------ Working data ------

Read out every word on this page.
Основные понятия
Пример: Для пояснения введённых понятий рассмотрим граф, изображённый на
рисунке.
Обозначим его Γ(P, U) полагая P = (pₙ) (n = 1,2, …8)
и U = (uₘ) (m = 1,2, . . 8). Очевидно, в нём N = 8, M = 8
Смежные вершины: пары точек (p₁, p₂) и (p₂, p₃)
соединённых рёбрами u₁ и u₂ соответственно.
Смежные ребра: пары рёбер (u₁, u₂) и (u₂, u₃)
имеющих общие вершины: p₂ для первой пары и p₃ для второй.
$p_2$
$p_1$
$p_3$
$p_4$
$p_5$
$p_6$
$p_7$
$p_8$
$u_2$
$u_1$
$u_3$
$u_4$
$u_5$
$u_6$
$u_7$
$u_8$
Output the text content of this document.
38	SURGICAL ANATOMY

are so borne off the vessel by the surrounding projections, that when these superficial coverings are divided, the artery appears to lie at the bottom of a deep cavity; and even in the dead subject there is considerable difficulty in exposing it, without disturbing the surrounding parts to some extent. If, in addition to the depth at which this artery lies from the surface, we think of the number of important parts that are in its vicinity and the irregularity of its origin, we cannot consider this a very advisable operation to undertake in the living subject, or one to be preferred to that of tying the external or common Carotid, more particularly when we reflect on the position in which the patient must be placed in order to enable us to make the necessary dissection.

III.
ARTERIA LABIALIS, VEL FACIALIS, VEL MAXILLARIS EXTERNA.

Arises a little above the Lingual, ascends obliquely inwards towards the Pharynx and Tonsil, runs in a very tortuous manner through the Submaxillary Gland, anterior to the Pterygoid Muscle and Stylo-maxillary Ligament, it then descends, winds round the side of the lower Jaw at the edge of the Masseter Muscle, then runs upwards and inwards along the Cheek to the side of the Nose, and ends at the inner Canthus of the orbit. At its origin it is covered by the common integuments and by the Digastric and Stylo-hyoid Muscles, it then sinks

------

What this task involves: Copy the data above in full, character for character.

The output:
Read out every word on this page.
Основные понятия
Пример: Для пояснения введённых понятий рассмотрим граф, изображённый на
рисунке.
Обозначим его Γ(P, U) полагая P = (pₙ) (n = 1,2, …8)
и U = (uₘ) (m = 1,2, . . 8). Очевидно, в нём N = 8, M = 8
Смежные вершины: пары точек (p₁, p₂) и (p₂, p₃)
соединённых рёбрами u₁ и u₂ соответственно.
Смежные ребра: пары рёбер (u₁, u₂) и (u₂, u₃)
имеющих общие вершины: p₂ для первой пары и p₃ для второй.
$p_2$
$p_1$
$p_3$
$p_4$
$p_5$
$p_6$
$p_7$
$p_8$
$u_2$
$u_1$
$u_3$
$u_4$
$u_5$
$u_6$
$u_7$
$u_8$
Output the text content of this document.
38	SURGICAL ANATOMY

are so borne off the vessel by the surrounding projections, that when these superficial coverings are divided, the artery appears to lie at the bottom of a deep cavity; and even in the dead subject there is considerable difficulty in exposing it, without disturbing the surrounding parts to some extent. If, in addition to the depth at which this artery lies from the surface, we think of the number of important parts that are in its vicinity and the irregularity of its origin, we cannot consider this a very advisable operation to undertake in the living subject, or one to be preferred to that of tying the external or common Carotid, more particularly when we reflect on the position in which the patient must be placed in order to enable us to make the necessary dissection.

III.
ARTERIA LABIALIS, VEL FACIALIS, VEL MAXILLARIS EXTERNA.

Arises a little above the Lingual, ascends obliquely inwards towards the Pharynx and Tonsil, runs in a very tortuous manner through the Submaxillary Gland, anterior to the Pterygoid Muscle and Stylo-maxillary Ligament, it then descends, winds round the side of the lower Jaw at the edge of the Masseter Muscle, then runs upwards and inwards along the Cheek to the side of the Nose, and ends at the inner Canthus of the orbit. At its origin it is covered by the common integuments and by the Digastric and Stylo-hyoid Muscles, it then sinks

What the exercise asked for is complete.